Records from a data source
+===+
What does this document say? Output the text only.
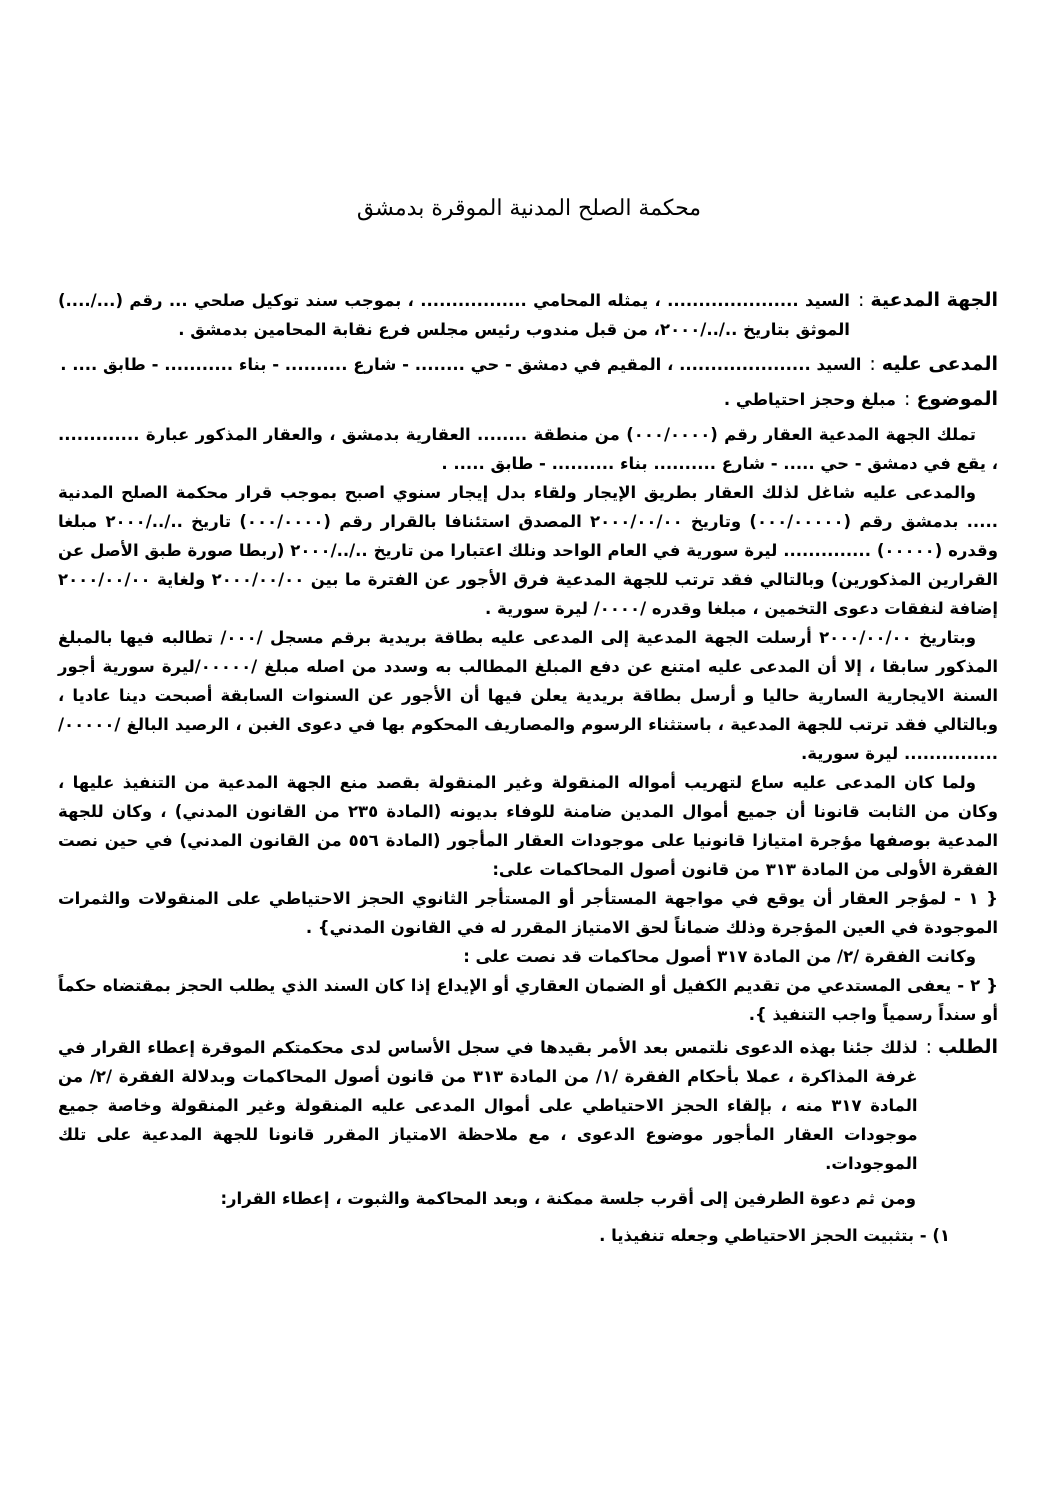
محكمة الصلح المدنية الموقرة بدمشق
الجهة المدعية
:
السيد ..................... ، يمثله المحامي ................. ، بموجب سند توكيل صلحي ... رقم (.../....) الموثق بتاريخ ../../٢٠٠٠، من قبل مندوب رئيس مجلس فرع نقابة المحامين بدمشق .
المدعى عليه
:
السيد ..................... ، المقيم في دمشق - حي ........ - شارع .......... - بناء ........... - طابق .... .
الموضوع
:
مبلغ وحجز احتياطي .

تملك الجهة المدعية العقار رقم (٠٠٠/٠٠٠٠) من منطقة ........ العقارية بدمشق ، والعقار المذكور عبارة ............. ، يقع في دمشق - حي ..... - شارع .......... بناء .......... - طابق ..... .

والمدعى عليه شاغل لذلك العقار بطريق الإيجار ولقاء بدل إيجار سنوي اصبح بموجب قرار محكمة الصلح المدنية ..... بدمشق رقم (٠٠٠/٠٠٠٠٠) وتاريخ ٢٠٠٠/٠٠/٠٠ المصدق استئنافا بالقرار رقم (٠٠٠/٠٠٠٠) تاريخ ../../٢٠٠٠ مبلغا وقدره (٠٠٠٠٠) .............. ليرة سورية في العام الواحد ونلك اعتبارا من تاريخ ../../٢٠٠٠ (ربطا صورة طبق الأصل عن القرارين المذكورين) وبالتالي فقد ترتب للجهة المدعية فرق الأجور عن الفترة ما بين ٢٠٠٠/٠٠/٠٠ ولغاية ٢٠٠٠/٠٠/٠٠ إضافة لنفقات دعوى التخمين ، مبلغا وقدره /٠٠٠٠/ ليرة سورية .

وبتاريخ ٢٠٠٠/٠٠/٠٠ أرسلت الجهة المدعية إلى المدعى عليه بطاقة بريدية برقم مسجل /٠٠٠/ تطالبه فيها بالمبلغ المذكور سابقا ، إلا أن المدعى عليه امتنع عن دفع المبلغ المطالب به وسدد من اصله مبلغ /٠٠٠٠٠/ليرة سورية أجور السنة الايجارية السارية حاليا و أرسل بطاقة بريدية يعلن فيها أن الأجور عن السنوات السابقة أصبحت دينا عاديا ، وبالتالي فقد ترتب للجهة المدعية ، باستثناء الرسوم والمصاريف المحكوم بها في دعوى الغبن ، الرصيد البالغ /٠٠٠٠٠/ ............... ليرة سورية.

ولما كان المدعى عليه ساع لتهريب أمواله المنقولة وغير المنقولة بقصد منع الجهة المدعية من التنفيذ عليها ، وكان من الثابت قانونا أن جميع أموال المدين ضامنة للوفاء بديونه (المادة ٢٣٥ من القانون المدني) ، وكان للجهة المدعية بوصفها مؤجرة امتيازا قانونيا على موجودات العقار المأجور (المادة ٥٥٦ من القانون المدني) في حين نصت الفقرة الأولى من المادة ٣١٣ من قانون أصول المحاكمات على:

{ ١ - لمؤجر العقار أن يوقع في مواجهة المستأجر أو المستأجر الثانوي الحجز الاحتياطي على المنقولات والثمرات الموجودة في العين المؤجرة وذلك ضماناً لحق الامتياز المقرر له في القانون المدني} .

وكانت الفقرة /٢/ من المادة ٣١٧ أصول محاكمات قد نصت على :

{ ٢ - يعفى المستدعي من تقديم الكفيل أو الضمان العقاري أو الإيداع إذا كان السند الذي يطلب الحجز بمقتضاه حكماً أو سنداً رسمياً واجب التنفيذ }.

الطلب
:
لذلك جئنا بهذه الدعوى نلتمس بعد الأمر بقيدها في سجل الأساس لدى محكمتكم الموقرة إعطاء القرار في غرفة المذاكرة ، عملا بأحكام الفقرة /١/ من المادة ٣١٣ من قانون أصول المحاكمات وبدلالة الفقرة /٢/ من المادة ٣١٧ منه ، بإلقاء الحجز الاحتياطي على أموال المدعى عليه المنقولة وغير المنقولة وخاصة جميع موجودات العقار المأجور موضوع الدعوى ، مع ملاحظة الامتياز المقرر قانونا للجهة المدعية على تلك الموجودات.

ومن ثم دعوة الطرفين إلى أقرب جلسة ممكنة ، وبعد المحاكمة والثبوت ، إعطاء القرار:

١) - بتثبيت الحجز الاحتياطي وجعله تنفيذيا .
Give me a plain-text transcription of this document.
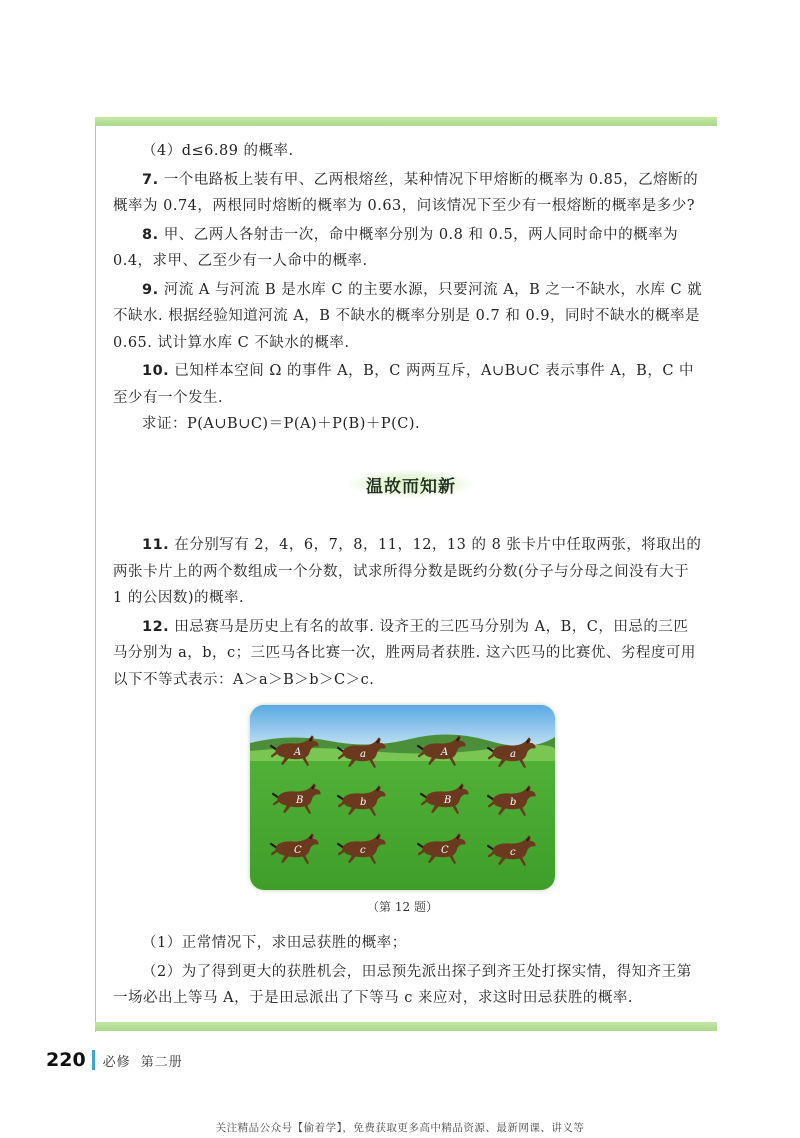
（4）d≤6.89 的概率.

7. 一个电路板上装有甲、乙两根熔丝，某种情况下甲熔断的概率为 0.85，乙熔断的概率为 0.74，两根同时熔断的概率为 0.63，问该情况下至少有一根熔断的概率是多少?

8. 甲、乙两人各射击一次，命中概率分别为 0.8 和 0.5，两人同时命中的概率为 0.4，求甲、乙至少有一人命中的概率.

9. 河流 A 与河流 B 是水库 C 的主要水源，只要河流 A，B 之一不缺水，水库 C 就不缺水. 根据经验知道河流 A，B 不缺水的概率分别是 0.7 和 0.9，同时不缺水的概率是 0.65. 试计算水库 C 不缺水的概率.

10. 已知样本空间 Ω 的事件 A，B，C 两两互斥，A∪B∪C 表示事件 A，B，C 中至少有一个发生.

求证：P(A∪B∪C)＝P(A)＋P(B)＋P(C).

温故而知新

11. 在分别写有 2，4，6，7，8，11，12，13 的 8 张卡片中任取两张，将取出的两张卡片上的两个数组成一个分数，试求所得分数是既约分数(分子与分母之间没有大于 1 的公因数)的概率.

12. 田忌赛马是历史上有名的故事. 设齐王的三匹马分别为 A，B，C，田忌的三匹马分别为 a，b，c；三匹马各比赛一次，胜两局者获胜. 这六匹马的比赛优、劣程度可用以下不等式表示：A＞a＞B＞b＞C＞c.

A	a	A	a
B	b	B	b
C	c	C	c
（第 12 题）

（1）正常情况下，求田忌获胜的概率；

（2）为了得到更大的获胜机会，田忌预先派出探子到齐王处打探实情，得知齐王第一场必出上等马 A，于是田忌派出了下等马 c 来应对，求这时田忌获胜的概率.

220 必修 第二册
关注精品公众号【偷着学】，免费获取更多高中精品资源、最新网课、讲义等
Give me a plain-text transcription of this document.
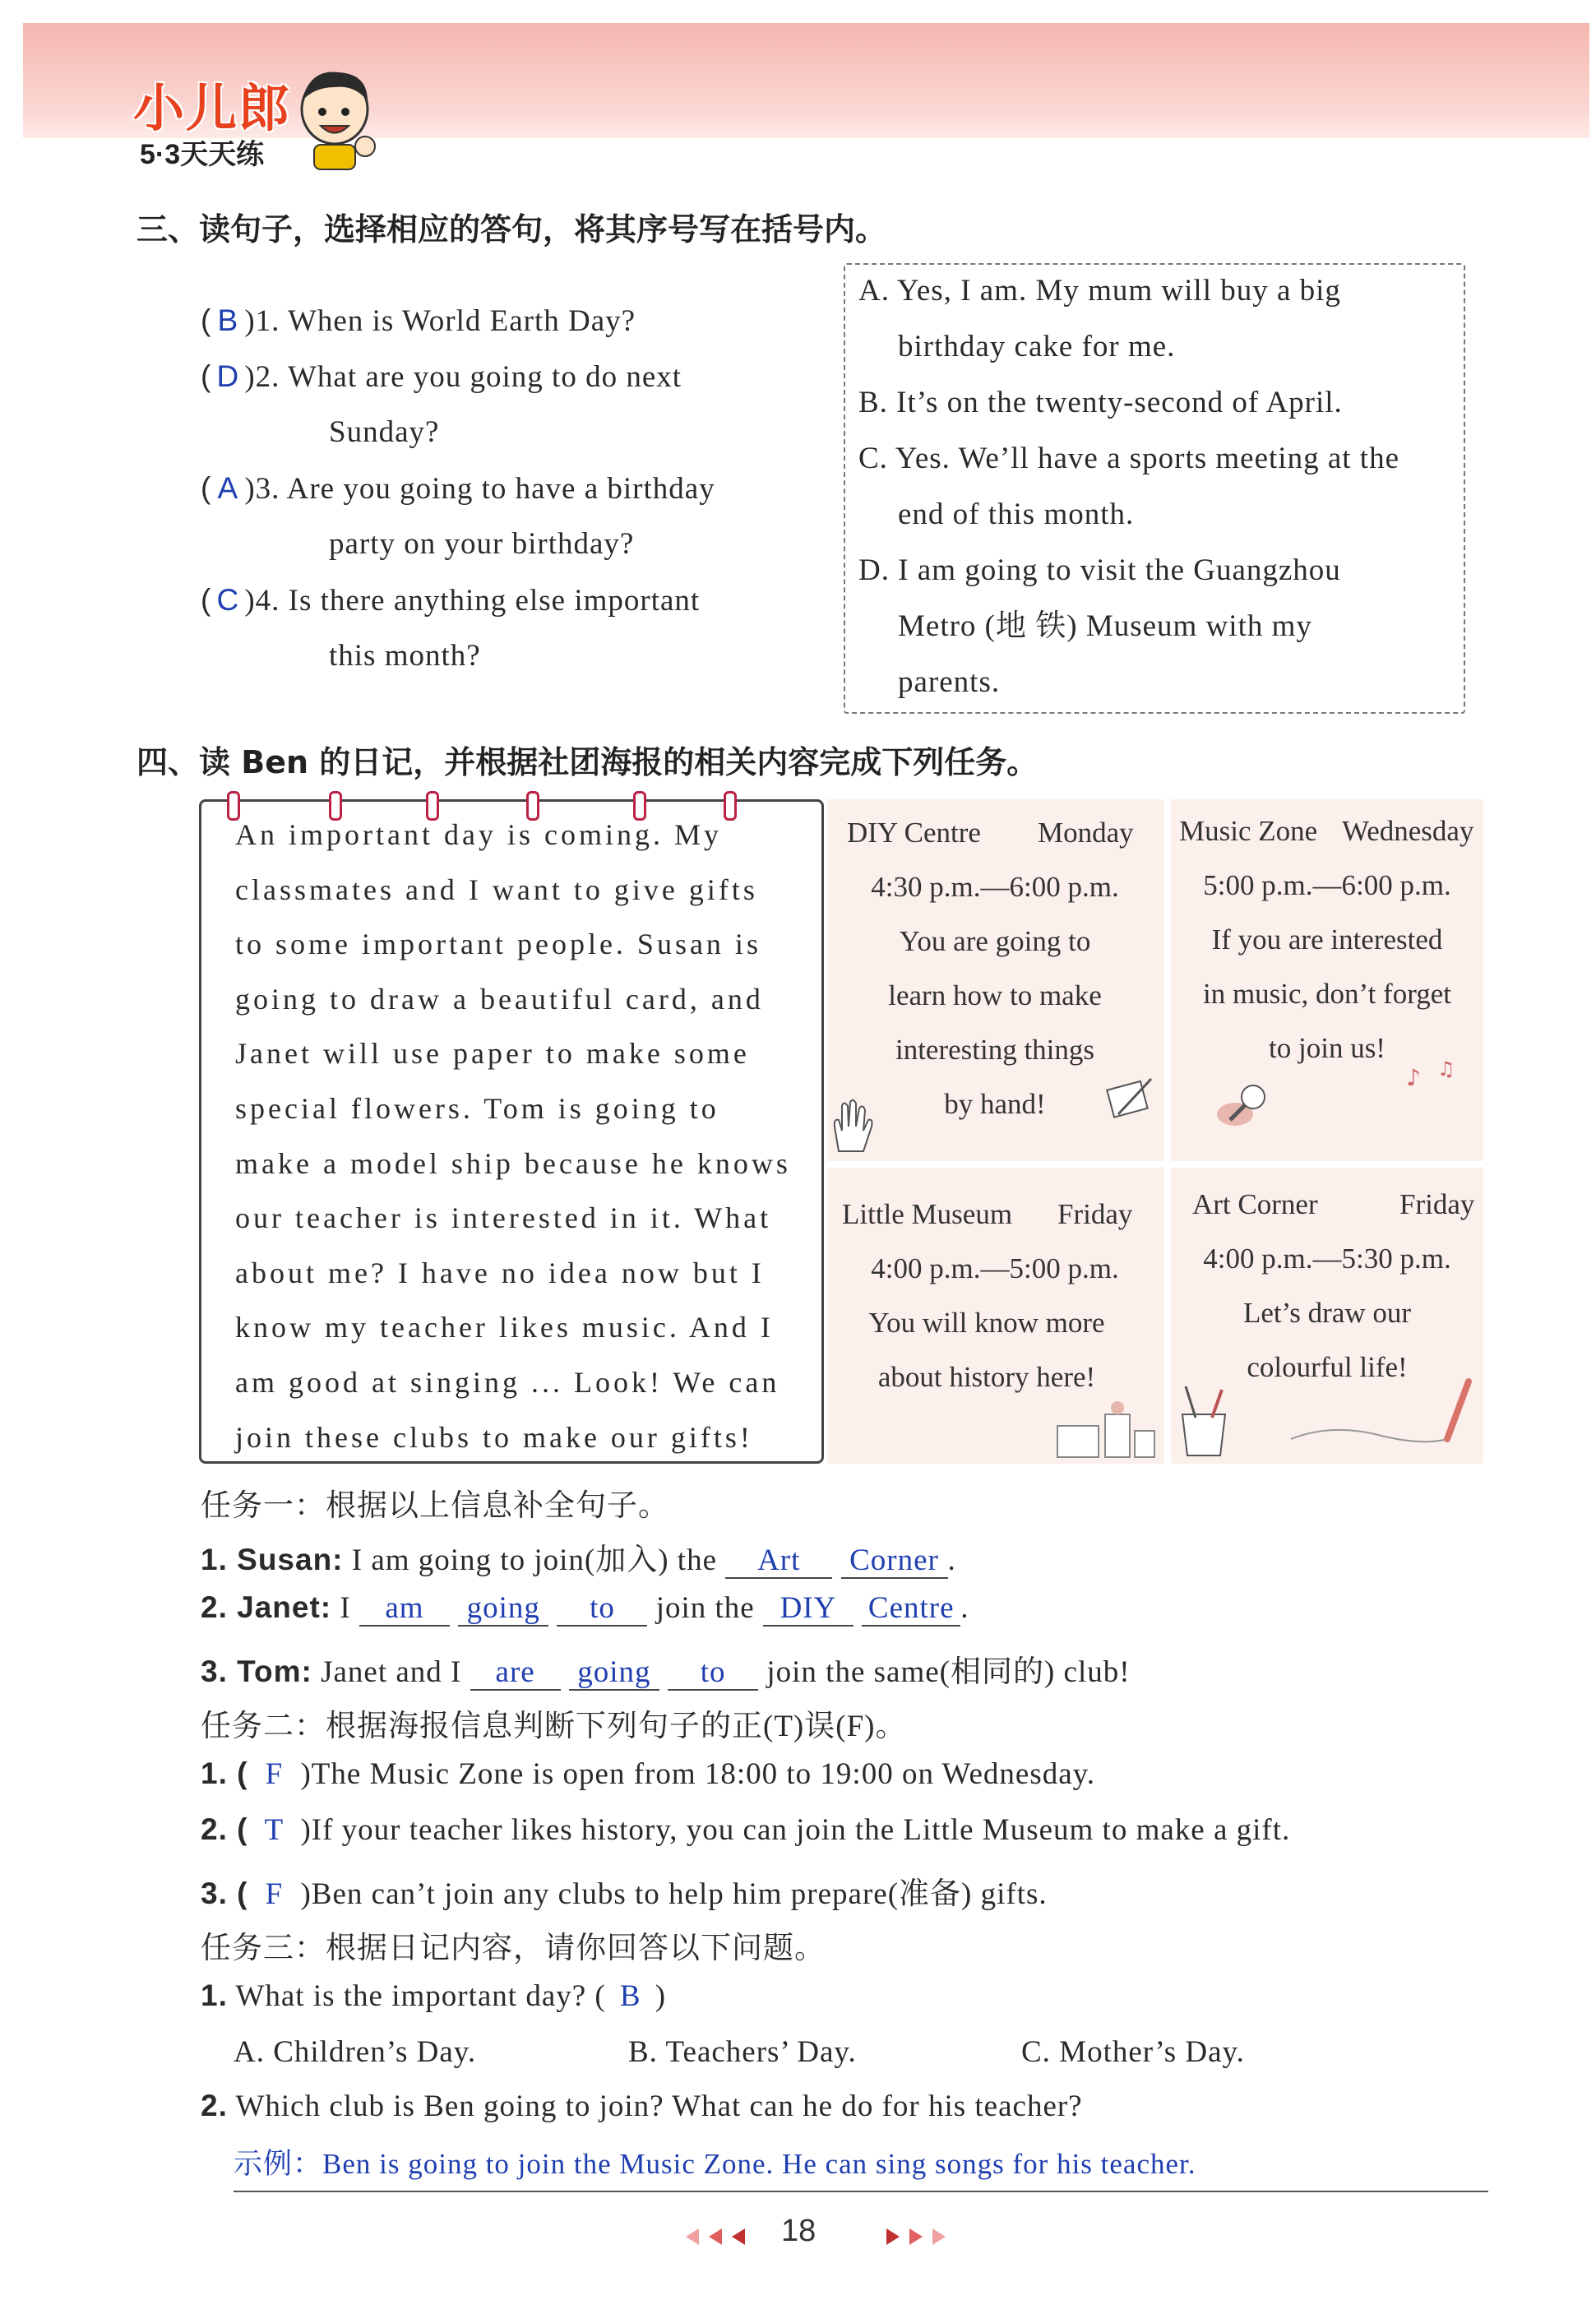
小儿郎
5·3天天练
三、读句子，选择相应的答句，将其序号写在括号内。
( B )1. When is World Earth Day?
( D )2. What are you going to do next
Sunday?
( A )3. Are you going to have a birthday
party on your birthday?
( C )4. Is there anything else important
this month?
A. Yes, I am. My mum will buy a big
birthday cake for me.
B. It’s on the twenty-second of April.
C. Yes. We’ll have a sports meeting at the
end of this month.
D. I am going to visit the Guangzhou
Metro (地 铁) Museum with my
parents.
四、读 Ben 的日记，并根据社团海报的相关内容完成下列任务。
An important day is coming. My
classmates and I want to give gifts
to some important people. Susan is
going to draw a beautiful card, and
Janet will use paper to make some
special flowers. Tom is going to
make a model ship because he knows
our teacher is interested in it. What
about me? I have no idea now but I
know my teacher likes music. And I
am good at singing ... Look! We can
join these clubs to make our gifts!
DIY Centre Monday
4:30 p.m.—6:00 p.m.
You are going to
learn how to make
interesting things
by hand!
Music Zone Wednesday
5:00 p.m.—6:00 p.m.
If you are interested
in music, don’t forget
to join us!
♪ ♫
Little Museum Friday
4:00 p.m.—5:00 p.m.
You will know more
about history here!
Art Corner	Friday
4:00 p.m.—5:30 p.m.
Let’s draw our
colourful life!
任务一：根据以上信息补全句子。
1. Susan: I am going to join(加入) the Art Corner .
2. Janet: I am going to join the DIY Centre .
3. Tom: Janet and I are going to join the same(相同的) club!
任务二：根据海报信息判断下列句子的正(T)误(F)。
1. ( F )The Music Zone is open from 18:00 to 19:00 on Wednesday.
2. ( T )If your teacher likes history, you can join the Little Museum to make a gift.
3. ( F )Ben can’t join any clubs to help him prepare(准备) gifts.
任务三：根据日记内容，请你回答以下问题。
1. What is the important day? ( B )
A. Children’s Day.	B. Teachers’ Day.	C. Mother’s Day.
2. Which club is Ben going to join? What can he do for his teacher?
示例：Ben is going to join the Music Zone. He can sing songs for his teacher.
18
+===+
Exercise instructions -> Copy all the lines above that hold the string "محكمة".

Response to the task ->
محكمة الصلح المدنية الموقرة بدمشق
والمدعى عليه شاغل لذلك العقار بطريق الإيجار ولقاء بدل إيجار سنوي اصبح بموجب قرار محكمة الصلح المدنية ..... بدمشق رقم (٠٠٠/٠٠٠٠٠) وتاريخ ٢٠٠٠/٠٠/٠٠ المصدق استئنافا بالقرار رقم (٠٠٠/٠٠٠٠) تاريخ ../../٢٠٠٠ مبلغا وقدره (٠٠٠٠٠) .............. ليرة سورية في العام الواحد ونلك اعتبارا من تاريخ ../../٢٠٠٠ (ربطا صورة طبق الأصل عن القرارين المذكورين) وبالتالي فقد ترتب للجهة المدعية فرق الأجور عن الفترة ما بين ٢٠٠٠/٠٠/٠٠ ولغاية ٢٠٠٠/٠٠/٠٠ إضافة لنفقات دعوى التخمين ، مبلغا وقدره /٠٠٠٠/ ليرة سورية .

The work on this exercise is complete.